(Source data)

───

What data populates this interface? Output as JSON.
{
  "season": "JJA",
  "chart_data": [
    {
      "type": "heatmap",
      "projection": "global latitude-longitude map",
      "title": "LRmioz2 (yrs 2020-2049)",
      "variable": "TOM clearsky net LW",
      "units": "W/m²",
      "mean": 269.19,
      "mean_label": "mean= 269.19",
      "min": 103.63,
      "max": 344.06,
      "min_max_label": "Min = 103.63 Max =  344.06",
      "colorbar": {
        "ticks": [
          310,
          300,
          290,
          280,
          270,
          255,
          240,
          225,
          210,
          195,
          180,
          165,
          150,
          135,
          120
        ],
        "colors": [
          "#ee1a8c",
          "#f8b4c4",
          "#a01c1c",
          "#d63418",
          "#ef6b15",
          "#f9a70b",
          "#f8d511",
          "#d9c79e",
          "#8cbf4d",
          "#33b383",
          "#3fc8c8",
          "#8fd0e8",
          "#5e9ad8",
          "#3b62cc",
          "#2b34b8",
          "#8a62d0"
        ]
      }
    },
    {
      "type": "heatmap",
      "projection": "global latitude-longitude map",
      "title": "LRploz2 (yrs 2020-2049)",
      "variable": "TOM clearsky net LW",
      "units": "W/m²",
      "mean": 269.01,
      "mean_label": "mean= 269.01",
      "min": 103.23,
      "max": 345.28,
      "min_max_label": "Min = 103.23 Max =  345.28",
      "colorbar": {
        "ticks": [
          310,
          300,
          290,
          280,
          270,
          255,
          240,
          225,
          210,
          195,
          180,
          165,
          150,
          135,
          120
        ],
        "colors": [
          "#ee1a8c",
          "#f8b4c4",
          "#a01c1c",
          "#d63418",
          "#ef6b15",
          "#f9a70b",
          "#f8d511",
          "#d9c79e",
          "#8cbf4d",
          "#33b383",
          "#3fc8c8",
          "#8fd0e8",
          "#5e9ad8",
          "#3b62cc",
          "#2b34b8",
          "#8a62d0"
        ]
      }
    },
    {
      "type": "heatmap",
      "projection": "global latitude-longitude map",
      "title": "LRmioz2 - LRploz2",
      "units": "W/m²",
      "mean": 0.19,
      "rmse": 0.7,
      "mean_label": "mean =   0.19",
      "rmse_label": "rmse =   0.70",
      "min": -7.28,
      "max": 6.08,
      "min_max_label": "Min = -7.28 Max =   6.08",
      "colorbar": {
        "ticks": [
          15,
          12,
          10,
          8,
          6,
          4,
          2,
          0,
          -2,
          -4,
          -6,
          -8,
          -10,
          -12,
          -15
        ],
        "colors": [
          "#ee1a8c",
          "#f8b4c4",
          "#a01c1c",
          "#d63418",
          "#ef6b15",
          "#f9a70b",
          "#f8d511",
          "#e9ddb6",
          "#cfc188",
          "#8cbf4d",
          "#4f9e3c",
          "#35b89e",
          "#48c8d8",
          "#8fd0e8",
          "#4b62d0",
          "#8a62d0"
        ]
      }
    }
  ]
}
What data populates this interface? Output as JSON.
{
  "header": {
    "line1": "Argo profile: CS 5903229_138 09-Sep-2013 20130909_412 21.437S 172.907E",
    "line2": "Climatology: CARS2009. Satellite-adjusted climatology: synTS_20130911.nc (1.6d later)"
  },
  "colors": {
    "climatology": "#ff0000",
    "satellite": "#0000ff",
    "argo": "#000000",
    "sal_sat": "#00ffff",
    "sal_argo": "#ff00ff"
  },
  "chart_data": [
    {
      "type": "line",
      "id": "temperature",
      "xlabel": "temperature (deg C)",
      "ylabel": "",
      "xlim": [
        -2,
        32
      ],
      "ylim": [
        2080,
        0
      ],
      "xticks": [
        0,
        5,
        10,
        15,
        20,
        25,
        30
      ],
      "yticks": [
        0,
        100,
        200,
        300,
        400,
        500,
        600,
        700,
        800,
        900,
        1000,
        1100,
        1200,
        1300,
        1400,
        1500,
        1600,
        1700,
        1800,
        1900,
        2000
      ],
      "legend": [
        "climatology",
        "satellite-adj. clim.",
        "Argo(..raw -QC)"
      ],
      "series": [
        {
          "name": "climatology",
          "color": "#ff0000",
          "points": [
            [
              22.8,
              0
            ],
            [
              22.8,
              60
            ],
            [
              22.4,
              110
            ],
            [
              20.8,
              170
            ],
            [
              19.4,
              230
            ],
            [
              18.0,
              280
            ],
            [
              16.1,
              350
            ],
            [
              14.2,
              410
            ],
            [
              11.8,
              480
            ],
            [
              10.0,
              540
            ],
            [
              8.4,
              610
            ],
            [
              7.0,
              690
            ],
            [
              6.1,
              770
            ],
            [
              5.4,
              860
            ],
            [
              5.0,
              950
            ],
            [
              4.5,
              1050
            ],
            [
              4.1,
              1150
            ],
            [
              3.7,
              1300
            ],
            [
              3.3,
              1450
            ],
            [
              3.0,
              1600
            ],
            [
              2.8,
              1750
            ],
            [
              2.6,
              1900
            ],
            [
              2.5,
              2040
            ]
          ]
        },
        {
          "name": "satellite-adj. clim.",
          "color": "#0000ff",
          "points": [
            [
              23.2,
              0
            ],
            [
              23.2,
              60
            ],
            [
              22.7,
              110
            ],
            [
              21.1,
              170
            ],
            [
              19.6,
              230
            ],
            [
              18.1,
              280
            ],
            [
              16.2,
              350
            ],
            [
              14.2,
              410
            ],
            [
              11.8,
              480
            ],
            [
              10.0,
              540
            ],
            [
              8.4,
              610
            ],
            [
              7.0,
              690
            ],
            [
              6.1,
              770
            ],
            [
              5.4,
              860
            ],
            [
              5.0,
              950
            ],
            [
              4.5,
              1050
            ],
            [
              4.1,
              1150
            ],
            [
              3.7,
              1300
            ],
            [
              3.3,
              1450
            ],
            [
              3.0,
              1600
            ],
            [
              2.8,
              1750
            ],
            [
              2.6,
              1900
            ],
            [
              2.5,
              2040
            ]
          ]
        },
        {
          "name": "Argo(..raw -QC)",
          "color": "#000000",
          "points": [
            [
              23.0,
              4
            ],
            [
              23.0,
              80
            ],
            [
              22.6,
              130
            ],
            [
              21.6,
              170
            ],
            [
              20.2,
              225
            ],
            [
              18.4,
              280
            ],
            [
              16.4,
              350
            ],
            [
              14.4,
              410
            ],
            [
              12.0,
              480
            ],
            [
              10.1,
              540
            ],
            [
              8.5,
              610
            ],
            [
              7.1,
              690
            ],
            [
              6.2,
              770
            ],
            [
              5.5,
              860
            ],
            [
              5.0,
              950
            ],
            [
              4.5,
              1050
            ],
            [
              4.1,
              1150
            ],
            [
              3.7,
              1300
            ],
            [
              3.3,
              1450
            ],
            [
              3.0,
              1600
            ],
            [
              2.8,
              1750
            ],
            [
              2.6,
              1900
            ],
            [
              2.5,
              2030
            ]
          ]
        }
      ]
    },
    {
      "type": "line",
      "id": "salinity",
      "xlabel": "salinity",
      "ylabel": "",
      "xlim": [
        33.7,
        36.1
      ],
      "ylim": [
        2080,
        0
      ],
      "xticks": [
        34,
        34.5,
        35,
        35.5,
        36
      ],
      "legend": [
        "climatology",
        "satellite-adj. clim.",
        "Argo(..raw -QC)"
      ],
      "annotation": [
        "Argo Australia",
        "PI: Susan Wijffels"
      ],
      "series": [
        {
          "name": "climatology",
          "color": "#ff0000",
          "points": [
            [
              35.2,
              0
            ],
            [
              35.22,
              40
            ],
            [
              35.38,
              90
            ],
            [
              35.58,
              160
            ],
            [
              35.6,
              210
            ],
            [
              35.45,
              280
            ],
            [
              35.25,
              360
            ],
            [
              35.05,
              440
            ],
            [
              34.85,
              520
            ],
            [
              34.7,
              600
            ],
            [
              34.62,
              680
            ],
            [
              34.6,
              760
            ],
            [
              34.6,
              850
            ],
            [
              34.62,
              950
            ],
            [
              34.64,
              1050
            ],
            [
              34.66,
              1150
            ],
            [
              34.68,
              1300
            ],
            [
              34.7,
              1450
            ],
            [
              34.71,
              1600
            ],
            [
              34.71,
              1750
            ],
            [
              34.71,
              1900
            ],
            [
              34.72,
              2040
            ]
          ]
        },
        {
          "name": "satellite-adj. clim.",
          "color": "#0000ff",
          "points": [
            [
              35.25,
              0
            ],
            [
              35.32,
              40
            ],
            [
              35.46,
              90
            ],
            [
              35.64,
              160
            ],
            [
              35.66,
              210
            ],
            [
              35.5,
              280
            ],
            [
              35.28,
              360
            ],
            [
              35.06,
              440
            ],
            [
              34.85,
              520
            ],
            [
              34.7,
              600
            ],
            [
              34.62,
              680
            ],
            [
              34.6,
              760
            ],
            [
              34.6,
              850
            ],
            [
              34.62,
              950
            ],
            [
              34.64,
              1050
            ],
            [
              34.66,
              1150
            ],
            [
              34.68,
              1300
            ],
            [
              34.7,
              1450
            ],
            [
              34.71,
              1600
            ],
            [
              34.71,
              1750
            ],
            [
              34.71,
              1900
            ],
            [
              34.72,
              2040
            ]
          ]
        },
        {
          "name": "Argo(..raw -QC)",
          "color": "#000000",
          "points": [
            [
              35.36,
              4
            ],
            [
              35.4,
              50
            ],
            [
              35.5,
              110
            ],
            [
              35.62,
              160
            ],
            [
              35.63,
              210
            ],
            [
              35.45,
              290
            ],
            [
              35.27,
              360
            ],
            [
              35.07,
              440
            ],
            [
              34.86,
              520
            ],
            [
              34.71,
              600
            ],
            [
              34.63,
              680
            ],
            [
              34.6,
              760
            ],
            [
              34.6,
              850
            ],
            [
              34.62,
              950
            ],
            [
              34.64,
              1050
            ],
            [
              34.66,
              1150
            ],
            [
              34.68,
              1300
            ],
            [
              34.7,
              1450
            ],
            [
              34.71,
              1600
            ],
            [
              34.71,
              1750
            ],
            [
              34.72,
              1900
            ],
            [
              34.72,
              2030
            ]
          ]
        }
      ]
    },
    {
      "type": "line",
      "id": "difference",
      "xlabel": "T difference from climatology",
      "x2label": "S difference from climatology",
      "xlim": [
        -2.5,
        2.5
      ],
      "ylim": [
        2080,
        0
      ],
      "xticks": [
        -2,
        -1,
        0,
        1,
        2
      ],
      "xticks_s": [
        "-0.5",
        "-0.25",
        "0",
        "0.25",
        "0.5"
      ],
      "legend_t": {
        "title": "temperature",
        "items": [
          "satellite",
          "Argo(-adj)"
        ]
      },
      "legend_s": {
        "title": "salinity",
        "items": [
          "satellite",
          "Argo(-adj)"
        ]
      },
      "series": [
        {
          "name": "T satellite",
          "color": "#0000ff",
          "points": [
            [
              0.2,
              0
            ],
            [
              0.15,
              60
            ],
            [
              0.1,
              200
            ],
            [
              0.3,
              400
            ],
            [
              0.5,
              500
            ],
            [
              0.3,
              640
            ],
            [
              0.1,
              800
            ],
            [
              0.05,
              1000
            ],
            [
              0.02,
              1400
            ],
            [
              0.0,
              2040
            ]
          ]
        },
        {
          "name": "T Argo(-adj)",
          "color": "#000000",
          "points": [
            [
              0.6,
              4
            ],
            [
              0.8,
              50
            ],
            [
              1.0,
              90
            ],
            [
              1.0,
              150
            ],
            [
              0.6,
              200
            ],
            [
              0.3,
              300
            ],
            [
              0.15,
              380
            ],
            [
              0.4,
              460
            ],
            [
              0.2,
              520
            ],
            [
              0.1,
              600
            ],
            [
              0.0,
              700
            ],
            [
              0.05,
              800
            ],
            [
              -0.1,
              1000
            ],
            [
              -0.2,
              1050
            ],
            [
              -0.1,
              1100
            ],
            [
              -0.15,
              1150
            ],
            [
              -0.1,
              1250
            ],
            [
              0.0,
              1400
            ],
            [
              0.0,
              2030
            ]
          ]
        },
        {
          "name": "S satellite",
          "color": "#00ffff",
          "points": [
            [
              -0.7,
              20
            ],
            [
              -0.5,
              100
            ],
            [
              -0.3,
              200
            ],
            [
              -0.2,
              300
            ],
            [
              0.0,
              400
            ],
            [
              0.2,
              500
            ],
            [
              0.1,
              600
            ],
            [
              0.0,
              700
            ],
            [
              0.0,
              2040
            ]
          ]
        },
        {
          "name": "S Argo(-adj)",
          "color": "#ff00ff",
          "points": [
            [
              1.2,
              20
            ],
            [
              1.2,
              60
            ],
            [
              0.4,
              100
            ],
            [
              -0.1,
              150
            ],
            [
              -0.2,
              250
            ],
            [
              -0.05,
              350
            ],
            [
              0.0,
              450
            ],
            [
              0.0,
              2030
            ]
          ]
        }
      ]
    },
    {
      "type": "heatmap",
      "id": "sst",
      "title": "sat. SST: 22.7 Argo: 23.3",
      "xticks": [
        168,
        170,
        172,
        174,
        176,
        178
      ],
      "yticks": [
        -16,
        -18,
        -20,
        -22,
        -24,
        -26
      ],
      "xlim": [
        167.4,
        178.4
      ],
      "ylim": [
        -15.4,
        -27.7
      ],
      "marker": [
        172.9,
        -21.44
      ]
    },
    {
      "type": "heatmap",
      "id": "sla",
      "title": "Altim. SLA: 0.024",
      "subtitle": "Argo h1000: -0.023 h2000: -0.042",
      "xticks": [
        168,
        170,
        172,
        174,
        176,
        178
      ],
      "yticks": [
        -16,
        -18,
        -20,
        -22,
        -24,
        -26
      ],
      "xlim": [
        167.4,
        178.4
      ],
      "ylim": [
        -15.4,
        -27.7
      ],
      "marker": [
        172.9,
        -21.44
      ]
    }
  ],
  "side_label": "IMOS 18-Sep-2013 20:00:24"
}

───

### OBJECTIVE
Read the lines above. Gather those in which the string "from" is found.

### RESPONSE
      "xlabel": "T difference from climatology",
      "x2label": "S difference from climatology",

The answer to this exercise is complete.